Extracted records
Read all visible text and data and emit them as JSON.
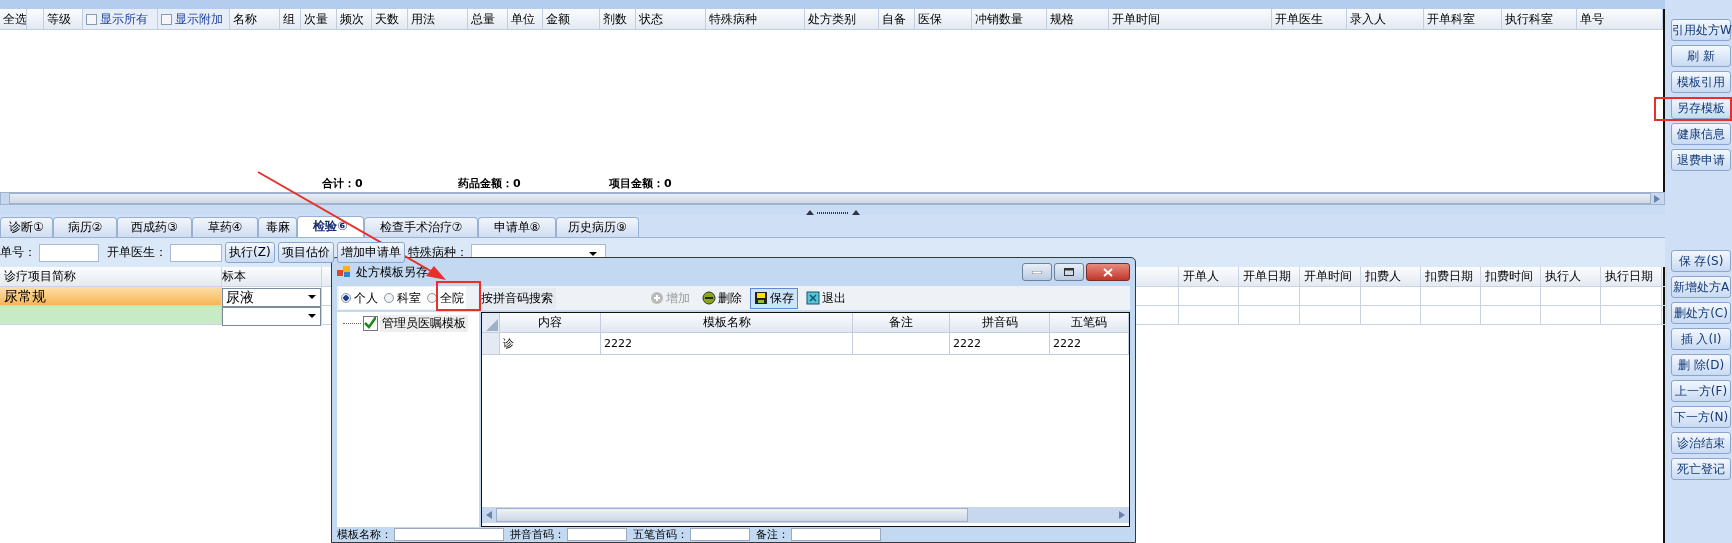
{
  "top_grid": {
    "columns": [
      {
        "kind": "text",
        "label": "全选"
      },
      {
        "kind": "blank"
      },
      {
        "kind": "text",
        "label": "等级"
      },
      {
        "kind": "checkbox",
        "label": "显示所有",
        "checked": false
      },
      {
        "kind": "checkbox",
        "label": "显示附加",
        "checked": false
      },
      {
        "kind": "text",
        "label": "名称"
      },
      {
        "kind": "text",
        "label": "组"
      },
      {
        "kind": "text",
        "label": "次量"
      },
      {
        "kind": "text",
        "label": "频次"
      },
      {
        "kind": "text",
        "label": "天数"
      },
      {
        "kind": "text",
        "label": "用法"
      },
      {
        "kind": "text",
        "label": "总量"
      },
      {
        "kind": "text",
        "label": "单位"
      },
      {
        "kind": "text",
        "label": "金额"
      },
      {
        "kind": "text",
        "label": "剂数"
      },
      {
        "kind": "text",
        "label": "状态"
      },
      {
        "kind": "text",
        "label": "特殊病种"
      },
      {
        "kind": "text",
        "label": "处方类别"
      },
      {
        "kind": "text",
        "label": "自备"
      },
      {
        "kind": "text",
        "label": "医保"
      },
      {
        "kind": "text",
        "label": "冲销数量"
      },
      {
        "kind": "text",
        "label": "规格"
      },
      {
        "kind": "text",
        "label": "开单时间"
      },
      {
        "kind": "text",
        "label": "开单医生"
      },
      {
        "kind": "text",
        "label": "录入人"
      },
      {
        "kind": "text",
        "label": "开单科室"
      },
      {
        "kind": "text",
        "label": "执行科室"
      },
      {
        "kind": "text",
        "label": "单号"
      }
    ],
    "totals": [
      {
        "label": "合计：",
        "value": "0"
      },
      {
        "label": "药品金额：",
        "value": "0"
      },
      {
        "label": "项目金额：",
        "value": "0"
      }
    ]
  },
  "tabs": [
    {
      "label": "诊断①",
      "selected": false
    },
    {
      "label": "病历②",
      "selected": false
    },
    {
      "label": "西成药③",
      "selected": false
    },
    {
      "label": "草药④",
      "selected": false
    },
    {
      "label": "毒麻",
      "selected": false
    },
    {
      "label": "检验⑥",
      "selected": true
    },
    {
      "label": "检查手术治疗⑦",
      "selected": false
    },
    {
      "label": "申请单⑧",
      "selected": false
    },
    {
      "label": "历史病历⑨",
      "selected": false
    }
  ],
  "toolbar": {
    "order_no_label": "单号：",
    "doctor_label": "开单医生：",
    "buttons": [
      "执行(Z)",
      "项目估价",
      "增加申请单"
    ],
    "disease_label": "特殊病种："
  },
  "lower_grid": {
    "left_columns": [
      "诊疗项目简称",
      "标本"
    ],
    "right_columns": [
      "开单人",
      "开单日期",
      "开单时间",
      "扣费人",
      "扣费日期",
      "扣费时间",
      "执行人",
      "执行日期"
    ],
    "rows": [
      {
        "kind": "item",
        "name": "尿常规",
        "specimen": "尿液",
        "selected": true
      },
      {
        "kind": "blank",
        "selected": false
      }
    ]
  },
  "dialog": {
    "title": "处方模板另存",
    "scopes": [
      {
        "label": "个人",
        "selected": true,
        "highlighted": false
      },
      {
        "label": "科室",
        "selected": false,
        "highlighted": false
      },
      {
        "label": "全院",
        "selected": false,
        "highlighted": true
      }
    ],
    "search_label": "按拼音码搜索",
    "actions": [
      {
        "kind": "add",
        "label": "增加",
        "disabled": true,
        "pressed": false
      },
      {
        "kind": "delete",
        "label": "删除",
        "disabled": false,
        "pressed": false
      },
      {
        "kind": "save",
        "label": "保存",
        "disabled": false,
        "pressed": true
      },
      {
        "kind": "exit",
        "label": "退出",
        "disabled": false,
        "pressed": false
      }
    ],
    "tree": [
      {
        "label": "管理员医嘱模板",
        "checked": true
      }
    ],
    "columns": [
      "内容",
      "模板名称",
      "备注",
      "拼音码",
      "五笔码"
    ],
    "rows": [
      {
        "content": "诊",
        "template_name": "2222",
        "pinyin": "2222",
        "wubi": "2222"
      }
    ],
    "form": [
      "模板名称：",
      "拼音首码：",
      "五笔首码：",
      "备注："
    ]
  },
  "sidebar": {
    "top_buttons": [
      {
        "label": "引用处方W",
        "highlighted": false
      },
      {
        "label": "刷 新",
        "highlighted": false
      },
      {
        "label": "模板引用",
        "highlighted": false
      },
      {
        "label": "另存模板",
        "highlighted": true
      },
      {
        "label": "健康信息",
        "highlighted": false
      },
      {
        "label": "退费申请",
        "highlighted": false
      }
    ],
    "bottom_buttons": [
      {
        "label": "保 存(S)"
      },
      {
        "label": "新增处方A"
      },
      {
        "label": "删处方(C)"
      },
      {
        "label": "插 入(I)"
      },
      {
        "label": "删 除(D)"
      },
      {
        "label": "上一方(F)"
      },
      {
        "label": "下一方(N)"
      },
      {
        "label": "诊治结束"
      },
      {
        "label": "死亡登记"
      }
    ]
  }
}
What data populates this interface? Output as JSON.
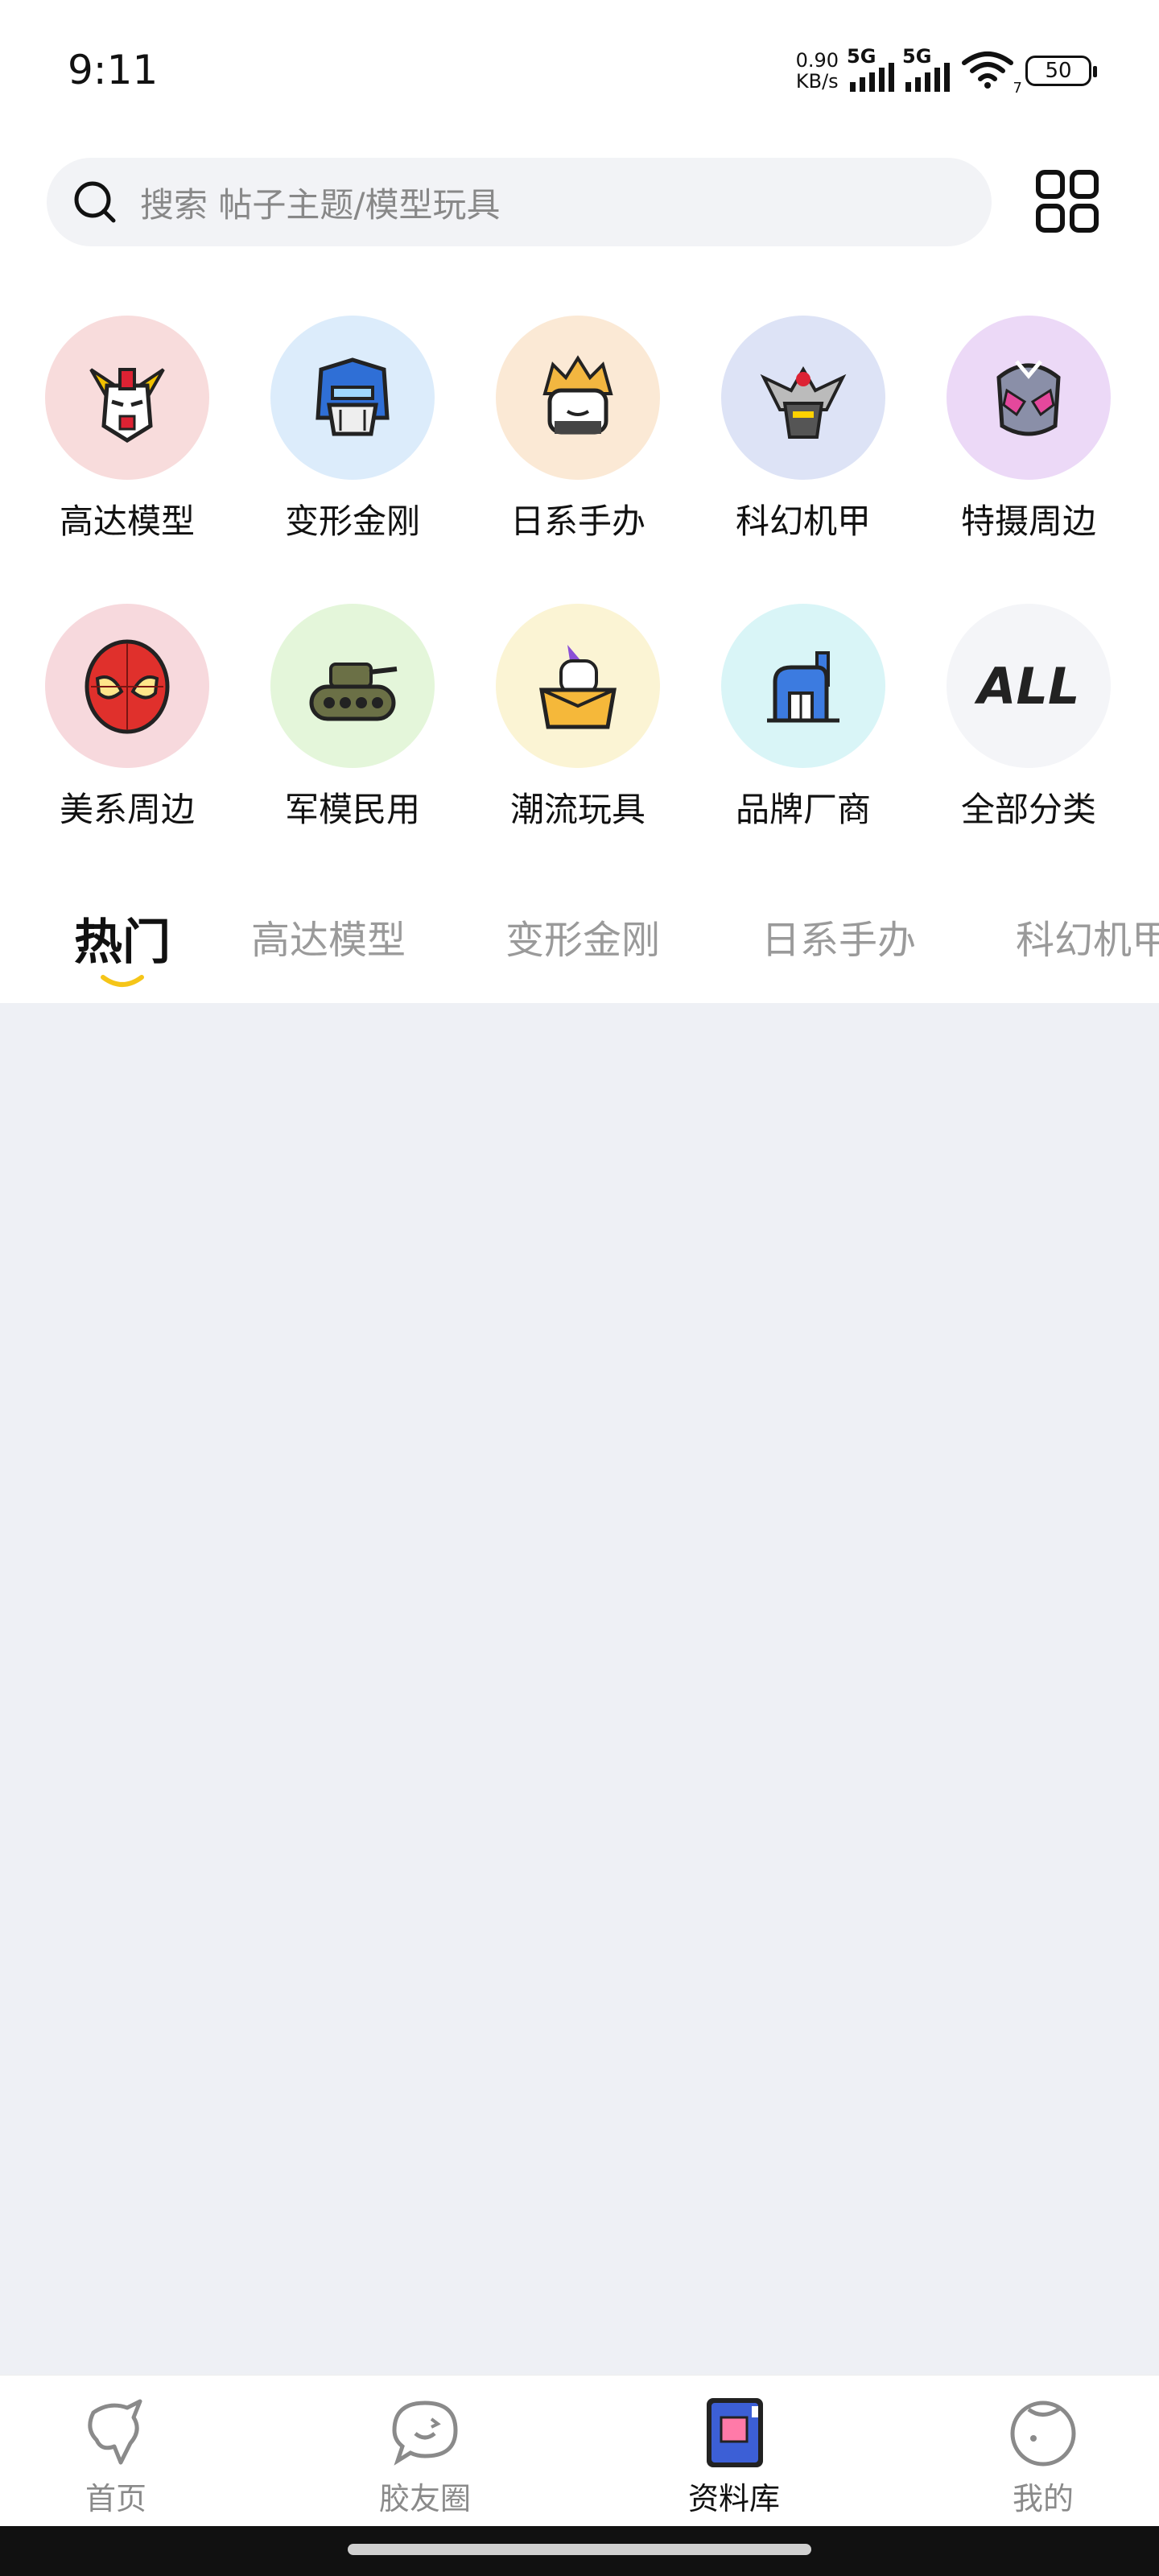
{
  "status": {
    "time": "9:11",
    "net_speed_value": "0.90",
    "net_speed_unit": "KB/s",
    "signal1_tag": "5G",
    "signal2_tag": "5G",
    "wifi_sub": "7",
    "battery": "50"
  },
  "search": {
    "placeholder": "搜索 帖子主题/模型玩具"
  },
  "categories": [
    {
      "label": "高达模型",
      "icon": "gundam-icon",
      "bg": "#f8dcdc"
    },
    {
      "label": "变形金刚",
      "icon": "optimus-icon",
      "bg": "#dcecfb"
    },
    {
      "label": "日系手办",
      "icon": "anime-figure-icon",
      "bg": "#fbe9d5"
    },
    {
      "label": "科幻机甲",
      "icon": "mecha-icon",
      "bg": "#dde3f6"
    },
    {
      "label": "特摄周边",
      "icon": "kamen-rider-icon",
      "bg": "#ecd9f7"
    },
    {
      "label": "美系周边",
      "icon": "spiderman-icon",
      "bg": "#f7d9dd"
    },
    {
      "label": "军模民用",
      "icon": "tank-icon",
      "bg": "#e4f6da"
    },
    {
      "label": "潮流玩具",
      "icon": "unicorn-box-icon",
      "bg": "#fbf4d4"
    },
    {
      "label": "品牌厂商",
      "icon": "factory-icon",
      "bg": "#d9f5f7"
    },
    {
      "label": "全部分类",
      "icon": "all-icon",
      "bg": "#f4f5f8",
      "badge": "ALL"
    }
  ],
  "tabs": [
    "热门",
    "高达模型",
    "变形金刚",
    "日系手办",
    "科幻机甲"
  ],
  "nav": [
    {
      "label": "首页",
      "icon": "home-unicorn-icon"
    },
    {
      "label": "胶友圈",
      "icon": "chat-bubble-icon"
    },
    {
      "label": "资料库",
      "icon": "library-book-icon"
    },
    {
      "label": "我的",
      "icon": "profile-face-icon"
    }
  ],
  "colors": {
    "accent_yellow": "#f5c518",
    "content_bg": "#eef0f5"
  }
}
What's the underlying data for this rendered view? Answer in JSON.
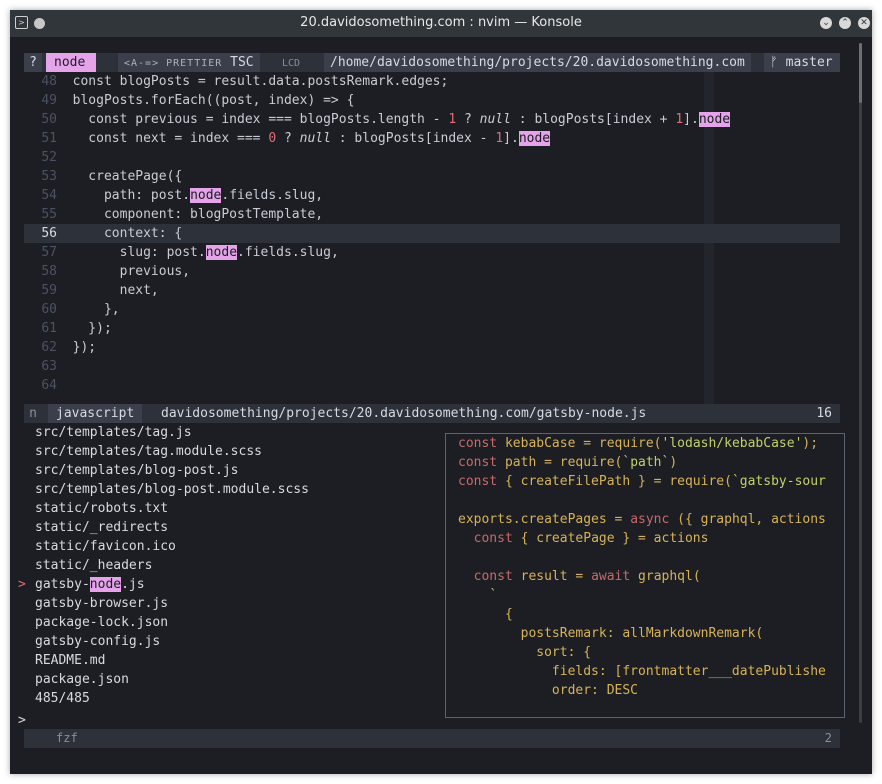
{
  "window": {
    "title": "20.davidosomething.com : nvim — Konsole"
  },
  "tabline": {
    "cmd": "?",
    "selected_tab": "node",
    "tsc_prefix": "<A-=> PRETTIER",
    "tsc_label": "TSC",
    "lcd": "LCD",
    "path": "/home/davidosomething/projects/20.davidosomething.com",
    "branch_icon": "ᚠ",
    "branch": "master"
  },
  "code": {
    "lines": [
      {
        "n": "48",
        "t": "const blogPosts = result.data.postsRemark.edges;"
      },
      {
        "n": "49",
        "t": "blogPosts.forEach((post, index) => {"
      },
      {
        "n": "50",
        "t": "  const previous = index === blogPosts.length - 1 ? null : blogPosts[index + 1].node"
      },
      {
        "n": "51",
        "t": "  const next = index === 0 ? null : blogPosts[index - 1].node"
      },
      {
        "n": "52",
        "t": ""
      },
      {
        "n": "53",
        "t": "  createPage({"
      },
      {
        "n": "54",
        "t": "    path: post.node.fields.slug,"
      },
      {
        "n": "55",
        "t": "    component: blogPostTemplate,"
      },
      {
        "n": "56",
        "t": "    context: {"
      },
      {
        "n": "57",
        "t": "      slug: post.node.fields.slug,"
      },
      {
        "n": "58",
        "t": "      previous,"
      },
      {
        "n": "59",
        "t": "      next,"
      },
      {
        "n": "60",
        "t": "    },"
      },
      {
        "n": "61",
        "t": "  });"
      },
      {
        "n": "62",
        "t": "});"
      },
      {
        "n": "63",
        "t": ""
      },
      {
        "n": "64",
        "t": ""
      }
    ]
  },
  "statusline": {
    "mode": "n",
    "filetype": "javascript",
    "path": "davidosomething/projects/20.davidosomething.com/gatsby-node.js",
    "col": "16"
  },
  "fzf": {
    "files": [
      "src/templates/tag.js",
      "src/templates/tag.module.scss",
      "src/templates/blog-post.js",
      "src/templates/blog-post.module.scss",
      "static/robots.txt",
      "static/_redirects",
      "static/favicon.ico",
      "static/_headers",
      "gatsby-node.js",
      "gatsby-browser.js",
      "package-lock.json",
      "gatsby-config.js",
      "README.md",
      "package.json"
    ],
    "selected_marker": ">",
    "count": "485/485",
    "prompt": ">",
    "footer_label": "fzf",
    "footer_num": "2",
    "preview": [
      "const kebabCase = require('lodash/kebabCase');",
      "const path = require(`path`)",
      "const { createFilePath } = require(`gatsby-sour",
      "",
      "exports.createPages = async ({ graphql, actions",
      "  const { createPage } = actions",
      "",
      "  const result = await graphql(",
      "    `",
      "      {",
      "        postsRemark: allMarkdownRemark(",
      "          sort: {",
      "            fields: [frontmatter___datePublishe",
      "            order: DESC"
    ]
  },
  "colors": {
    "highlight": "#e5a3ea",
    "background": "#1c1e23",
    "titlebar": "#31363b"
  }
}
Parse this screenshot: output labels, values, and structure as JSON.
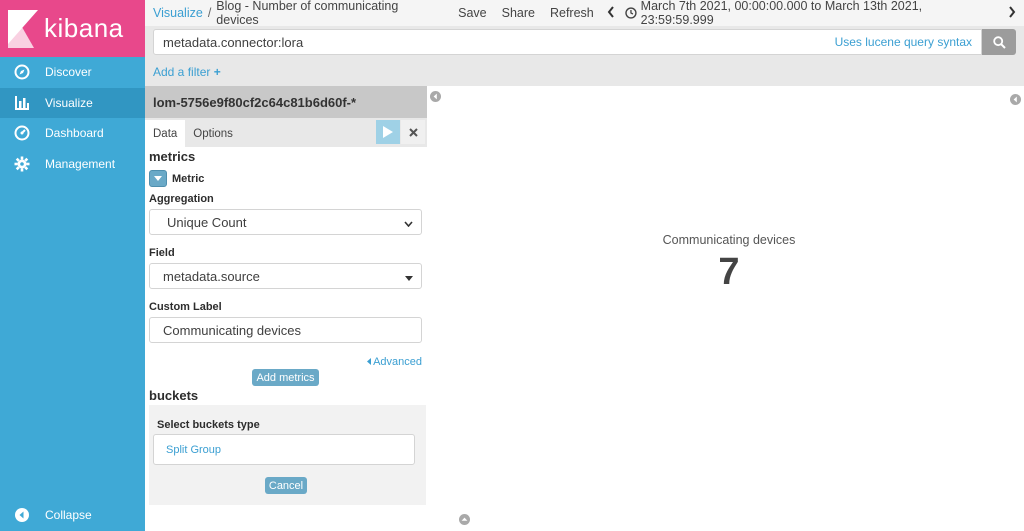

→ Required work
Extract each line holding the word "home" from the records.

→ Completed exercise
      "icon": "home-unicorn-icon"
    "path": "/home/davidosomething/projects/20.davidosomething.com",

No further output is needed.